* [To be done]
Show all lines of the listing that hold the word "screenshot".

* [Listing]

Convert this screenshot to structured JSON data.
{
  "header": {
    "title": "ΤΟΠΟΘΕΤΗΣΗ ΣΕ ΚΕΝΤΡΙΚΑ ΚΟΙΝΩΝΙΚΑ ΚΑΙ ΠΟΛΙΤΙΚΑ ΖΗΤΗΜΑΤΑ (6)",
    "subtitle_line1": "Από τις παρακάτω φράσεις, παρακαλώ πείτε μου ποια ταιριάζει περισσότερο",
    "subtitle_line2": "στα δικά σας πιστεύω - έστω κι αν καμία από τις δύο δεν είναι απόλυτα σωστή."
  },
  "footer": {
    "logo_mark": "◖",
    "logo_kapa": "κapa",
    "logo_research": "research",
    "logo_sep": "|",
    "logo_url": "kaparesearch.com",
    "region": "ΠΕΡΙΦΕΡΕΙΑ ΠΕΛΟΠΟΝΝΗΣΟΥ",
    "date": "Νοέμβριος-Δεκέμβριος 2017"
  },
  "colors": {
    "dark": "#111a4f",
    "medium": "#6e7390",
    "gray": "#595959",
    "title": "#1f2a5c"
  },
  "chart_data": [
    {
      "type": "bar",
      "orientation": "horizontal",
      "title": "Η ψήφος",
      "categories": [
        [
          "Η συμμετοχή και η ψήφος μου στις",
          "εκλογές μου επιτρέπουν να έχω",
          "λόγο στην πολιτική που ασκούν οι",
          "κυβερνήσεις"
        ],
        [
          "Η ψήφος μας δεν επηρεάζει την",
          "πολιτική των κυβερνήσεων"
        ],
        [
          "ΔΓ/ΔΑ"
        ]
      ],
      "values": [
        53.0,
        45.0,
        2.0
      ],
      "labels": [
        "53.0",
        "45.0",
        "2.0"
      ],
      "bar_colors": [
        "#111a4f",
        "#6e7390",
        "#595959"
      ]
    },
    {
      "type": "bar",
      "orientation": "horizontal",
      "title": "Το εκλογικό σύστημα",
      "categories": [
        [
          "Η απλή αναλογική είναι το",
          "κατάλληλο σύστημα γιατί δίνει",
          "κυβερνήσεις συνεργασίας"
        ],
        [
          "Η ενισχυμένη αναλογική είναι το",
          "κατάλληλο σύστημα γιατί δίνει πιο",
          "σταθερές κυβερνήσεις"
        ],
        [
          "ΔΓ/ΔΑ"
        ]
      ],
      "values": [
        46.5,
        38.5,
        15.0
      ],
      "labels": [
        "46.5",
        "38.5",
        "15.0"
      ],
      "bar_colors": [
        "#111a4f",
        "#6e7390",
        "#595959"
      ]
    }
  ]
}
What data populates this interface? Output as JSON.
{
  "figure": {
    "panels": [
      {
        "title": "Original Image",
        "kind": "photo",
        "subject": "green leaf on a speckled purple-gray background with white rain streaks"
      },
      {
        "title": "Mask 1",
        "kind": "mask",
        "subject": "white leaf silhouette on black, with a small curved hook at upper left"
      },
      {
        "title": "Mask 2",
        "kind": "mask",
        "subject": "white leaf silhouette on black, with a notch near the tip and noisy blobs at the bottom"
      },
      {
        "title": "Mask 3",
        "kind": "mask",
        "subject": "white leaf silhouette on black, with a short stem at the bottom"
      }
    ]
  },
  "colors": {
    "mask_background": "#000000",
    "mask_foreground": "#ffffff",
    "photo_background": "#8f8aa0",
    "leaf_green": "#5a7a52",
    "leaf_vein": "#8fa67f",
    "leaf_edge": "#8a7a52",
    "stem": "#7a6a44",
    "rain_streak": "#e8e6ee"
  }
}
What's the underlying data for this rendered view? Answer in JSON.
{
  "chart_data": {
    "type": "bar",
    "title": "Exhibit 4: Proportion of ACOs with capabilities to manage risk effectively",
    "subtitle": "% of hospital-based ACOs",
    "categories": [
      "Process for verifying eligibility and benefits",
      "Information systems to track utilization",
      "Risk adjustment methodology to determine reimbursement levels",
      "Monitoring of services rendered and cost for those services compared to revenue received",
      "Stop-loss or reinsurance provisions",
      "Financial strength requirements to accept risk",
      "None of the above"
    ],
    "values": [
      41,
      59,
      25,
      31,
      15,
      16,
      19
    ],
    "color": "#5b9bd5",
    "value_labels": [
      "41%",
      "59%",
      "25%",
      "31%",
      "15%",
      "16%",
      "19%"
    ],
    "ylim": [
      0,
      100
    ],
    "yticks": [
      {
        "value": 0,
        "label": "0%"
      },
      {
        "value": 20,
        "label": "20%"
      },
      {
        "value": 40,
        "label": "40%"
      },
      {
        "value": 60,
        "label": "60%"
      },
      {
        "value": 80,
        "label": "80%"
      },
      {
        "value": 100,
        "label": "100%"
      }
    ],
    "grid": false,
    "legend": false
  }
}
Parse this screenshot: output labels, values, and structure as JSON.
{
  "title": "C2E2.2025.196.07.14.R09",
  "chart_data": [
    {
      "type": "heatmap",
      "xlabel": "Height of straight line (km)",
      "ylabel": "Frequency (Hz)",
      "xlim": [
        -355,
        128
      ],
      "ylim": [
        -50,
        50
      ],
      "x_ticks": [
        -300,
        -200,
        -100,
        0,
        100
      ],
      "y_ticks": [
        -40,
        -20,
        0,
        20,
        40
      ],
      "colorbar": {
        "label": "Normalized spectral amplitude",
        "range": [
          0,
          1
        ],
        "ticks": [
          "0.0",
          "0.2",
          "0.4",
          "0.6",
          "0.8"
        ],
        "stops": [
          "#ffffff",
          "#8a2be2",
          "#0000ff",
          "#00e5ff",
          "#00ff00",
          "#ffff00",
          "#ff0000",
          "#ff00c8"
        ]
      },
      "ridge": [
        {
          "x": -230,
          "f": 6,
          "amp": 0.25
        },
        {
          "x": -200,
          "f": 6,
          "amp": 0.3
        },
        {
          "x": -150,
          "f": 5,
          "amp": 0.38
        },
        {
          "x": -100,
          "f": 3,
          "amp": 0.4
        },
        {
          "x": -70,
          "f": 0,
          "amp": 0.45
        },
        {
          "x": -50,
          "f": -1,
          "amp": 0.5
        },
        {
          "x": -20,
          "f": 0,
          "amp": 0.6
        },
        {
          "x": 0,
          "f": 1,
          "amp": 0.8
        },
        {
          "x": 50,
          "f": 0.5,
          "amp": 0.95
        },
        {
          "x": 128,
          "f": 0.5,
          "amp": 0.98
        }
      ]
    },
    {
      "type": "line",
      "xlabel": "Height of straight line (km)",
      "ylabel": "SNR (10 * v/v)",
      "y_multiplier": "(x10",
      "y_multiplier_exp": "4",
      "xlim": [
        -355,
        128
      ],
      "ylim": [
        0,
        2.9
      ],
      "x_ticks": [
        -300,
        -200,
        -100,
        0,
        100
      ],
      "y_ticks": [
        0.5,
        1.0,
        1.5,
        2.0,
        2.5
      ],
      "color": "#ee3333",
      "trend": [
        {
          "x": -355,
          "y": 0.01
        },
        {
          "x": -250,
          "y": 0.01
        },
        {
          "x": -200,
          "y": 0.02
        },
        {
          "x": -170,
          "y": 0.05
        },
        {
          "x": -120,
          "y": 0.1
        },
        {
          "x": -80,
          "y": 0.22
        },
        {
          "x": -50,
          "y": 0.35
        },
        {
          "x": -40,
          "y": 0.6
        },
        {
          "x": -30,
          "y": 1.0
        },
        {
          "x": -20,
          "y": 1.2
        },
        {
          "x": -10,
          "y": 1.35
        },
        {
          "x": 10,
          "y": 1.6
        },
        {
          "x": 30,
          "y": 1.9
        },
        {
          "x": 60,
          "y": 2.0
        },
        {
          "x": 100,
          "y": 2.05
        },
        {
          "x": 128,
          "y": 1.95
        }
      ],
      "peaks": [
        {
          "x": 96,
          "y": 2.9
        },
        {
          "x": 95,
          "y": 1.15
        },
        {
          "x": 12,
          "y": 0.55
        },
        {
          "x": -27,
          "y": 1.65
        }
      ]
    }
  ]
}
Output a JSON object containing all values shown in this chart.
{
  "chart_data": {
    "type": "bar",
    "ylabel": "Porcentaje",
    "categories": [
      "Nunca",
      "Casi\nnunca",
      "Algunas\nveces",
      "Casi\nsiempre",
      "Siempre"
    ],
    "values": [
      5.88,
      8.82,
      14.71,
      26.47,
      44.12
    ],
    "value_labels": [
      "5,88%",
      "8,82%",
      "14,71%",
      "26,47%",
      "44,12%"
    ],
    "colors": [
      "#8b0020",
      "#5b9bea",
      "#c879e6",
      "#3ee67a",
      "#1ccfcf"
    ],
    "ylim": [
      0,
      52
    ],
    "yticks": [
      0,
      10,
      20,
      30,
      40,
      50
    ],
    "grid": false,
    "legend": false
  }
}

* [Exercise result]
Convert this screenshot to structured JSON data.
Parse this screenshot: output labels, values, and structure as JSON.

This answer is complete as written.